=== Work instruction A ===
From the MSAR model text, extract the passage between "This model has" and "that were considered.", inclusive.
=== Work instruction B ===
Answer these questions using the MSAR model text. Label each answer (i), (ii), or (iii) on its own line.
(i) Which two previously discussed models does the MSAR model combine?
(ii) What range of average autoregressive parameters have multilevel autoregressive models reported for daily affective measurements?
(iii) Which authors compared the MSAR model with threshold AR models?
=== Work instruction C ===
Continue the MSAR model text from its final sentence.

=== Exercise text ===
[Start of Attachment]

Model 5: On–Off Mechanism With Carryover

The final model we consider is the MSAR (Markov switching autoregressive) model (Hamilton, 1989; Kim & Nelson, 1999), which can be thought of as a combination of the HM model and the AR model discussed previously: While the HM model is characterized by white noise sequences within each state (meaning that within a state there are no dependencies over time), the MSAR model is characterized by AR processes in each state; as a result of this carryover, the switches from one state to the other are less abrupt in the MSAR model than in the HM model discussed above. This also implies that events that influenced affect yesterday have an indirect influence on today’s affect, regardless of whether one stays in the same regime or switches to another regime.

This model has been suggested before as a way to describe regime-switching associated with BD, and has been compared with other regime-switching models (i.e., threshold AR models) by Hamaker, Grasman, and Kamphuis (2010). They concluded that the MSAR model provided a better description of affect fluctuations in a BD patient, than the other regime-switching models that were considered.

Expectations

It is important to note that we are not assuming that healthy affect regulation implies a WN model, while the other models necessarily imply maladaptive forms of affect regulation. For instance, we believe it is natural to have some carryover from yesterday’s mood to today’s mood (cf. Suls, Green, & Hillis, 1998), although this is not necessarily the case; thus far, multilevel autoregressive models have reported average autoregressive parameters for daily affective measurements in the range of about .2 to .3 (Jongerling, Laurenceau, & Hamaker, 2015; Kuppens, Allen, & Sheeber, 2010; Suls et al., 1998), although other psychological phenomena and measurement frequencies may result in lower and even negative values (e.g. Rovine & Walls, 2006). It has been noted that if the carryover effect becomes very large, this implies that the system is quite unstable and may wander off both in the positive or the negative direction away from its equilibrium (Kuppens et al., 2010; van de Leemput et al., 2014). Hence, whether or not a specific system is maladaptive might be a quantitative rather than a qualitative matter. Therefore, it is not only important to determine which model provides the best description of the data and whether this is different for BD patients and controls (which would represent a qualitative difference), but it is also important to look at the specific parameter values of the selected model and how BD patients and controls differ from each other with respect to these (which would form a quantitative difference).

[End of Attachment]

=== Recorded information ===
[Start of Attachment]

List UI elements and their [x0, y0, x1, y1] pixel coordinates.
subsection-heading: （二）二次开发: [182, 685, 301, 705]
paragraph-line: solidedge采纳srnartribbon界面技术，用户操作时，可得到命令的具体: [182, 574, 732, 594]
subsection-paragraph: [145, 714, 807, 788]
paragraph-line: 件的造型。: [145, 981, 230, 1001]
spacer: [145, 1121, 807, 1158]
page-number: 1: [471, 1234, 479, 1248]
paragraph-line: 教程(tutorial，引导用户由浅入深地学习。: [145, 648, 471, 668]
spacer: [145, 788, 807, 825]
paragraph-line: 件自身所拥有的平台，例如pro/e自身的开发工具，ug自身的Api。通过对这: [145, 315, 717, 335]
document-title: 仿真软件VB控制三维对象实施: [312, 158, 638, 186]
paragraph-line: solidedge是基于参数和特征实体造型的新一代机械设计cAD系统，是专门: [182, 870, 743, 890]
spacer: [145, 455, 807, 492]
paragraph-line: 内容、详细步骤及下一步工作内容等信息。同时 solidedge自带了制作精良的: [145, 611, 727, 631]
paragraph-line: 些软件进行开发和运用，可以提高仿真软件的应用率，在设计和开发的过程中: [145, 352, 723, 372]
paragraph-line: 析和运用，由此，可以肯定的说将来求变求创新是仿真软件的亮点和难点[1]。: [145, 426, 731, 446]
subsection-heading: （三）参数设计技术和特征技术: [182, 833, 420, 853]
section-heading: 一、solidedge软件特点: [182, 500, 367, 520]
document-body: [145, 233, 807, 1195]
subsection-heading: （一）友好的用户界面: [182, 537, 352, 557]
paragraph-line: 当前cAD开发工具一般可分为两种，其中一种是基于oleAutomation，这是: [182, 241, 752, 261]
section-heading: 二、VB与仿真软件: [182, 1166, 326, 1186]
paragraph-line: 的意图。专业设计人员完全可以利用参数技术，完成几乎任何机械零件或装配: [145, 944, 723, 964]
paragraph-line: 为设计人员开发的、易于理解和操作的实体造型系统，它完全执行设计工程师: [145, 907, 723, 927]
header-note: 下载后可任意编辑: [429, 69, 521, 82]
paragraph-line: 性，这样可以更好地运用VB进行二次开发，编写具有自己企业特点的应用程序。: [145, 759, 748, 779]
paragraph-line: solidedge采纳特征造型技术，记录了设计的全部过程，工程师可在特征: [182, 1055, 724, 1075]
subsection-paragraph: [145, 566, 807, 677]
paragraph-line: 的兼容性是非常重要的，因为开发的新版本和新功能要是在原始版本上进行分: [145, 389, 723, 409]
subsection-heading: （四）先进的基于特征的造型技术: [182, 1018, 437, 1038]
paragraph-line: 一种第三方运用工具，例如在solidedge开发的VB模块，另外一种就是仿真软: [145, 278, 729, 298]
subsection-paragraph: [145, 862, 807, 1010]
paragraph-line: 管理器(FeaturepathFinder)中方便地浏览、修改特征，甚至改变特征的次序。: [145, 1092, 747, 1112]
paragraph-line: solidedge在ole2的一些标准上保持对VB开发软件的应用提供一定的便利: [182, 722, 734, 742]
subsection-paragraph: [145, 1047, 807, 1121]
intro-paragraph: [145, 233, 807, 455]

[End of Attachment]

=== Answer box A ===
This model has been suggested before as a way to describe regime-switching associated with BD, and has been compared with other regime-switching models (i.e., threshold AR models) by Hamaker, Grasman, and Kamphuis (2010). They concluded that the MSAR model provided a better description of affect fluctuations in a BD patient, than the other regime-switching models that were considered.

=== Answer box B ===
(i) The HM model and the AR model.
(ii) About .2 to .3.
(iii) Hamaker, Grasman, and Kamphuis (2010).

=== Answer box C ===
Having said this, we expect that the WN model (Model 1) will not be appropriate for describing the affect regulation in BD patients, although it may be suitable for (some) healthy persons. With respect to the other models, we mainly expect quantitative differences: (a) for the AR(1) model (Model 2), we expect BD patients to have higher inertias φ than healthy controls; (b) for the ARIMA(0,1,1) model (Model 3), we expect the balance parameter θ to be closer to zero in BD patents than in healthy controls; and (c) in the regime-switching models (Models 4 and 5) we expect states that can be clearly identified as mania and depression in BD patients, whereas regime differences in healthy controls may be of a different nature.¹

Method

Participants

The data we use here originate from two separate daily diary studies, and were gathered independently by the first and last author in 2009 and 2007 respectively (see the online supporting material for details). In total we consider three BD patients diagnosed with rapid cycling BD (which we refer to as P1 to P3), and eleven healthy controls (which we refer to as C1 to C11) in the current study.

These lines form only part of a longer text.